▶ **Extracted data entries**
-- -- --

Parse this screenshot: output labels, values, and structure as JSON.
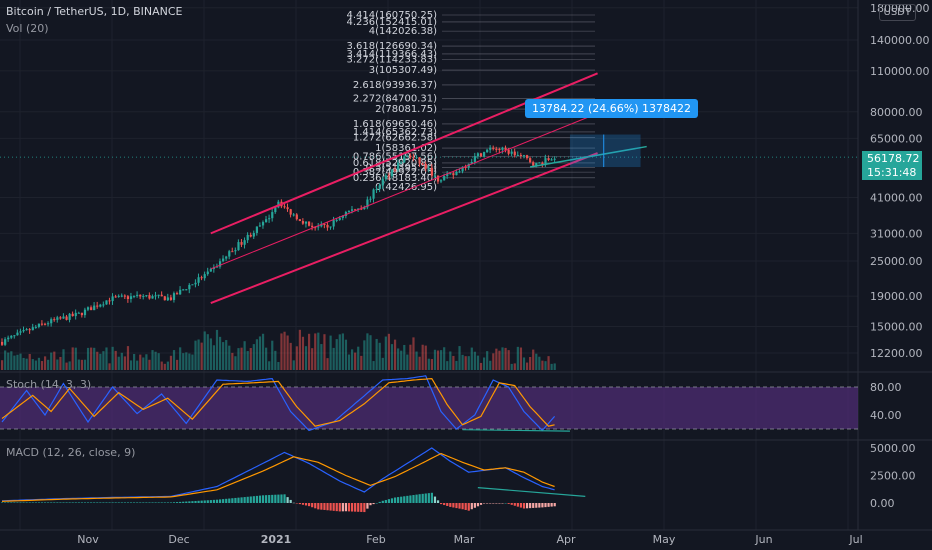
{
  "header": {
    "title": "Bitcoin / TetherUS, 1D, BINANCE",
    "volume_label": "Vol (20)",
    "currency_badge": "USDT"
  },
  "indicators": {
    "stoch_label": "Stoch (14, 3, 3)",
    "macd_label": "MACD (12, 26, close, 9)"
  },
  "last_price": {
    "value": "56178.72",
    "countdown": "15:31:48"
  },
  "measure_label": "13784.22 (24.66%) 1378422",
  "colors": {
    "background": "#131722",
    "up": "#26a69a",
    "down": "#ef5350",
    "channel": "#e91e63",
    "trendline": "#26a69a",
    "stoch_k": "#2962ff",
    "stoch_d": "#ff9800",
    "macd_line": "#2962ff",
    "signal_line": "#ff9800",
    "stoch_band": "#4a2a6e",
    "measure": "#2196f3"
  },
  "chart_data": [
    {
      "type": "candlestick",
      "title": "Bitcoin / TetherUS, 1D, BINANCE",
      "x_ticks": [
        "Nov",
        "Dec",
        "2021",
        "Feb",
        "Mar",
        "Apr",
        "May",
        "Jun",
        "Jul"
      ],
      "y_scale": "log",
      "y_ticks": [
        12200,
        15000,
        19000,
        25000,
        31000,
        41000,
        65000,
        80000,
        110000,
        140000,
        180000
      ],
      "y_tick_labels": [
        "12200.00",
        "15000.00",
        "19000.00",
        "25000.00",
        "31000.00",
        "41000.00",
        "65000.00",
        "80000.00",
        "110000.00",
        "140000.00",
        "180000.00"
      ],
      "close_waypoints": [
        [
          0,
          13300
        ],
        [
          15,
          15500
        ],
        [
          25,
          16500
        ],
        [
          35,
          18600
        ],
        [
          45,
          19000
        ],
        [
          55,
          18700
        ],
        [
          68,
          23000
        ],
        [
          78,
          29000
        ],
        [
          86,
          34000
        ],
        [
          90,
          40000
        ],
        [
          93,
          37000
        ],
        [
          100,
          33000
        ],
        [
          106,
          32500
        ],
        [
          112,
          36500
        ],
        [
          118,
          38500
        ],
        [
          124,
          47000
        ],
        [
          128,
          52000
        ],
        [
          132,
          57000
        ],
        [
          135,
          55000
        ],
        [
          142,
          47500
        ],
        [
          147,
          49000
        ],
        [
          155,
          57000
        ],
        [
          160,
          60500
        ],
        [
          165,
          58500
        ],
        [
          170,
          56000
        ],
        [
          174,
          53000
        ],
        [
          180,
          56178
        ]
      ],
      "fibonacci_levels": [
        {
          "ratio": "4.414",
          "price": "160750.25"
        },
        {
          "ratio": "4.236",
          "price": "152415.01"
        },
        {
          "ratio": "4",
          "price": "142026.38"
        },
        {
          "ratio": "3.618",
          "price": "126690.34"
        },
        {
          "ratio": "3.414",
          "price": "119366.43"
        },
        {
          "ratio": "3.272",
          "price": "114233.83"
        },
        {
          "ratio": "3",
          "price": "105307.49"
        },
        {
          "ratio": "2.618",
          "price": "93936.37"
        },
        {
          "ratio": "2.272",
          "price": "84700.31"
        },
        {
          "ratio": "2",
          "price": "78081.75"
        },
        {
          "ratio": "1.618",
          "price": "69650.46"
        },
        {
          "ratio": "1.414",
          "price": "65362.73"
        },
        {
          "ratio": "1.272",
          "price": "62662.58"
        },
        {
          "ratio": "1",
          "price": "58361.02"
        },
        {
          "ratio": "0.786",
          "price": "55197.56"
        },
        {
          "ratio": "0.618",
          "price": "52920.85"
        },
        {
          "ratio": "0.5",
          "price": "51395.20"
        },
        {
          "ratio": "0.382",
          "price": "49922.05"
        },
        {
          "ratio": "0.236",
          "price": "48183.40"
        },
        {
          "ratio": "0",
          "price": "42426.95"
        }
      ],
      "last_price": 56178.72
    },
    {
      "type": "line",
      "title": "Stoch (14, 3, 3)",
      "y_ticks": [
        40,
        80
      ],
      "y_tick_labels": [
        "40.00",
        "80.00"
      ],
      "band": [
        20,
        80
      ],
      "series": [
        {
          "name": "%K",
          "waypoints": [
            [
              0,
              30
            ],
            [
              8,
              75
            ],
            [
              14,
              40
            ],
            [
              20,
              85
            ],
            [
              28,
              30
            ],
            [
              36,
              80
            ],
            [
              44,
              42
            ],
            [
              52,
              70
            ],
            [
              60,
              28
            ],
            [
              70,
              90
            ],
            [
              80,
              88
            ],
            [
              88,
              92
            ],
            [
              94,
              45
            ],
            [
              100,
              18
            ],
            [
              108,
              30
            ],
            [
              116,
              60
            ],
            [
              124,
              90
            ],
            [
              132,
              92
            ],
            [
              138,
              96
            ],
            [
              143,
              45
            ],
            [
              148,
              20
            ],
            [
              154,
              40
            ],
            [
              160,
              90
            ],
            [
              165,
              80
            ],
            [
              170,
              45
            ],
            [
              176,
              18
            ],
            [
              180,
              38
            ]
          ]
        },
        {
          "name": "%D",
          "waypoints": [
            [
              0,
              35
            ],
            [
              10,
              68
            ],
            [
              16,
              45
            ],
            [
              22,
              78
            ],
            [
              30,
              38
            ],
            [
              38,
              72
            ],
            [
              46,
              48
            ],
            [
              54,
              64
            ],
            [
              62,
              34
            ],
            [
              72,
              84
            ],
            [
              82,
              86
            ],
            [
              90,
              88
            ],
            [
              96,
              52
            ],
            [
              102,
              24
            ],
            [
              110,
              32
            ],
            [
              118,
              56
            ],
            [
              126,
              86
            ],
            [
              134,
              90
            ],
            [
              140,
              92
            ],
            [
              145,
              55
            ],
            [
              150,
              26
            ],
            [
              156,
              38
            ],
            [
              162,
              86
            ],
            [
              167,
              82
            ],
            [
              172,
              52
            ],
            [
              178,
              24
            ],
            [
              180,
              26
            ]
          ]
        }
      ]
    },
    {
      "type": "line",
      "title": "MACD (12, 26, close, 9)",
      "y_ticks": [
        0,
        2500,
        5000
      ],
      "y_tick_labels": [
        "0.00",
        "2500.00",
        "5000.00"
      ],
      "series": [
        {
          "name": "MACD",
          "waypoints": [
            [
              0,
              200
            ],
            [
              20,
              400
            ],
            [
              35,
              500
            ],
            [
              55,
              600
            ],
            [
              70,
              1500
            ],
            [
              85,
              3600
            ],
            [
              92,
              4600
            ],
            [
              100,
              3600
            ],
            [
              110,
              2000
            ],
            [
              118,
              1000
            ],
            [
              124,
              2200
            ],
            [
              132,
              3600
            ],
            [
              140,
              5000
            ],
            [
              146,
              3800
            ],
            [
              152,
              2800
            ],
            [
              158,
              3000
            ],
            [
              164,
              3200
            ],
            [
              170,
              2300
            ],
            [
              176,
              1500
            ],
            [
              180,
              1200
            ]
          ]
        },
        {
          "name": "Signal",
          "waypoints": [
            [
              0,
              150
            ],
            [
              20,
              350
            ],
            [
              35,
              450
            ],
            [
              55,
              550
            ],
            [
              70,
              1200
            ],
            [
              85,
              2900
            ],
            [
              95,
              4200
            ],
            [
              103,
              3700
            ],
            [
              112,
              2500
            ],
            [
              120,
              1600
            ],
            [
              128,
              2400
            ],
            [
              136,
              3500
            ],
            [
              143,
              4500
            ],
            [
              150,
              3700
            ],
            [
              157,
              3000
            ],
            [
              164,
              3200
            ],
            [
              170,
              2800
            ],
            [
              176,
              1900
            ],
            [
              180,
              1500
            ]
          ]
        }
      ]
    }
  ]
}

-- -- --

Can you repeat every record above exactly, apart from the pictures?

Parse this screenshot: output labels, values, and structure as JSON.
{
  "header": {
    "title": "Bitcoin / TetherUS, 1D, BINANCE",
    "volume_label": "Vol (20)",
    "currency_badge": "USDT"
  },
  "indicators": {
    "stoch_label": "Stoch (14, 3, 3)",
    "macd_label": "MACD (12, 26, close, 9)"
  },
  "last_price": {
    "value": "56178.72",
    "countdown": "15:31:48"
  },
  "measure_label": "13784.22 (24.66%) 1378422",
  "colors": {
    "background": "#131722",
    "up": "#26a69a",
    "down": "#ef5350",
    "channel": "#e91e63",
    "trendline": "#26a69a",
    "stoch_k": "#2962ff",
    "stoch_d": "#ff9800",
    "macd_line": "#2962ff",
    "signal_line": "#ff9800",
    "stoch_band": "#4a2a6e",
    "measure": "#2196f3"
  },
  "chart_data": [
    {
      "type": "candlestick",
      "title": "Bitcoin / TetherUS, 1D, BINANCE",
      "x_ticks": [
        "Nov",
        "Dec",
        "2021",
        "Feb",
        "Mar",
        "Apr",
        "May",
        "Jun",
        "Jul"
      ],
      "y_scale": "log",
      "y_ticks": [
        12200,
        15000,
        19000,
        25000,
        31000,
        41000,
        65000,
        80000,
        110000,
        140000,
        180000
      ],
      "y_tick_labels": [
        "12200.00",
        "15000.00",
        "19000.00",
        "25000.00",
        "31000.00",
        "41000.00",
        "65000.00",
        "80000.00",
        "110000.00",
        "140000.00",
        "180000.00"
      ],
      "close_waypoints": [
        [
          0,
          13300
        ],
        [
          15,
          15500
        ],
        [
          25,
          16500
        ],
        [
          35,
          18600
        ],
        [
          45,
          19000
        ],
        [
          55,
          18700
        ],
        [
          68,
          23000
        ],
        [
          78,
          29000
        ],
        [
          86,
          34000
        ],
        [
          90,
          40000
        ],
        [
          93,
          37000
        ],
        [
          100,
          33000
        ],
        [
          106,
          32500
        ],
        [
          112,
          36500
        ],
        [
          118,
          38500
        ],
        [
          124,
          47000
        ],
        [
          128,
          52000
        ],
        [
          132,
          57000
        ],
        [
          135,
          55000
        ],
        [
          142,
          47500
        ],
        [
          147,
          49000
        ],
        [
          155,
          57000
        ],
        [
          160,
          60500
        ],
        [
          165,
          58500
        ],
        [
          170,
          56000
        ],
        [
          174,
          53000
        ],
        [
          180,
          56178
        ]
      ],
      "fibonacci_levels": [
        {
          "ratio": "4.414",
          "price": "160750.25"
        },
        {
          "ratio": "4.236",
          "price": "152415.01"
        },
        {
          "ratio": "4",
          "price": "142026.38"
        },
        {
          "ratio": "3.618",
          "price": "126690.34"
        },
        {
          "ratio": "3.414",
          "price": "119366.43"
        },
        {
          "ratio": "3.272",
          "price": "114233.83"
        },
        {
          "ratio": "3",
          "price": "105307.49"
        },
        {
          "ratio": "2.618",
          "price": "93936.37"
        },
        {
          "ratio": "2.272",
          "price": "84700.31"
        },
        {
          "ratio": "2",
          "price": "78081.75"
        },
        {
          "ratio": "1.618",
          "price": "69650.46"
        },
        {
          "ratio": "1.414",
          "price": "65362.73"
        },
        {
          "ratio": "1.272",
          "price": "62662.58"
        },
        {
          "ratio": "1",
          "price": "58361.02"
        },
        {
          "ratio": "0.786",
          "price": "55197.56"
        },
        {
          "ratio": "0.618",
          "price": "52920.85"
        },
        {
          "ratio": "0.5",
          "price": "51395.20"
        },
        {
          "ratio": "0.382",
          "price": "49922.05"
        },
        {
          "ratio": "0.236",
          "price": "48183.40"
        },
        {
          "ratio": "0",
          "price": "42426.95"
        }
      ],
      "last_price": 56178.72
    },
    {
      "type": "line",
      "title": "Stoch (14, 3, 3)",
      "y_ticks": [
        40,
        80
      ],
      "y_tick_labels": [
        "40.00",
        "80.00"
      ],
      "band": [
        20,
        80
      ],
      "series": [
        {
          "name": "%K",
          "waypoints": [
            [
              0,
              30
            ],
            [
              8,
              75
            ],
            [
              14,
              40
            ],
            [
              20,
              85
            ],
            [
              28,
              30
            ],
            [
              36,
              80
            ],
            [
              44,
              42
            ],
            [
              52,
              70
            ],
            [
              60,
              28
            ],
            [
              70,
              90
            ],
            [
              80,
              88
            ],
            [
              88,
              92
            ],
            [
              94,
              45
            ],
            [
              100,
              18
            ],
            [
              108,
              30
            ],
            [
              116,
              60
            ],
            [
              124,
              90
            ],
            [
              132,
              92
            ],
            [
              138,
              96
            ],
            [
              143,
              45
            ],
            [
              148,
              20
            ],
            [
              154,
              40
            ],
            [
              160,
              90
            ],
            [
              165,
              80
            ],
            [
              170,
              45
            ],
            [
              176,
              18
            ],
            [
              180,
              38
            ]
          ]
        },
        {
          "name": "%D",
          "waypoints": [
            [
              0,
              35
            ],
            [
              10,
              68
            ],
            [
              16,
              45
            ],
            [
              22,
              78
            ],
            [
              30,
              38
            ],
            [
              38,
              72
            ],
            [
              46,
              48
            ],
            [
              54,
              64
            ],
            [
              62,
              34
            ],
            [
              72,
              84
            ],
            [
              82,
              86
            ],
            [
              90,
              88
            ],
            [
              96,
              52
            ],
            [
              102,
              24
            ],
            [
              110,
              32
            ],
            [
              118,
              56
            ],
            [
              126,
              86
            ],
            [
              134,
              90
            ],
            [
              140,
              92
            ],
            [
              145,
              55
            ],
            [
              150,
              26
            ],
            [
              156,
              38
            ],
            [
              162,
              86
            ],
            [
              167,
              82
            ],
            [
              172,
              52
            ],
            [
              178,
              24
            ],
            [
              180,
              26
            ]
          ]
        }
      ]
    },
    {
      "type": "line",
      "title": "MACD (12, 26, close, 9)",
      "y_ticks": [
        0,
        2500,
        5000
      ],
      "y_tick_labels": [
        "0.00",
        "2500.00",
        "5000.00"
      ],
      "series": [
        {
          "name": "MACD",
          "waypoints": [
            [
              0,
              200
            ],
            [
              20,
              400
            ],
            [
              35,
              500
            ],
            [
              55,
              600
            ],
            [
              70,
              1500
            ],
            [
              85,
              3600
            ],
            [
              92,
              4600
            ],
            [
              100,
              3600
            ],
            [
              110,
              2000
            ],
            [
              118,
              1000
            ],
            [
              124,
              2200
            ],
            [
              132,
              3600
            ],
            [
              140,
              5000
            ],
            [
              146,
              3800
            ],
            [
              152,
              2800
            ],
            [
              158,
              3000
            ],
            [
              164,
              3200
            ],
            [
              170,
              2300
            ],
            [
              176,
              1500
            ],
            [
              180,
              1200
            ]
          ]
        },
        {
          "name": "Signal",
          "waypoints": [
            [
              0,
              150
            ],
            [
              20,
              350
            ],
            [
              35,
              450
            ],
            [
              55,
              550
            ],
            [
              70,
              1200
            ],
            [
              85,
              2900
            ],
            [
              95,
              4200
            ],
            [
              103,
              3700
            ],
            [
              112,
              2500
            ],
            [
              120,
              1600
            ],
            [
              128,
              2400
            ],
            [
              136,
              3500
            ],
            [
              143,
              4500
            ],
            [
              150,
              3700
            ],
            [
              157,
              3000
            ],
            [
              164,
              3200
            ],
            [
              170,
              2800
            ],
            [
              176,
              1900
            ],
            [
              180,
              1500
            ]
          ]
        }
      ]
    }
  ]
}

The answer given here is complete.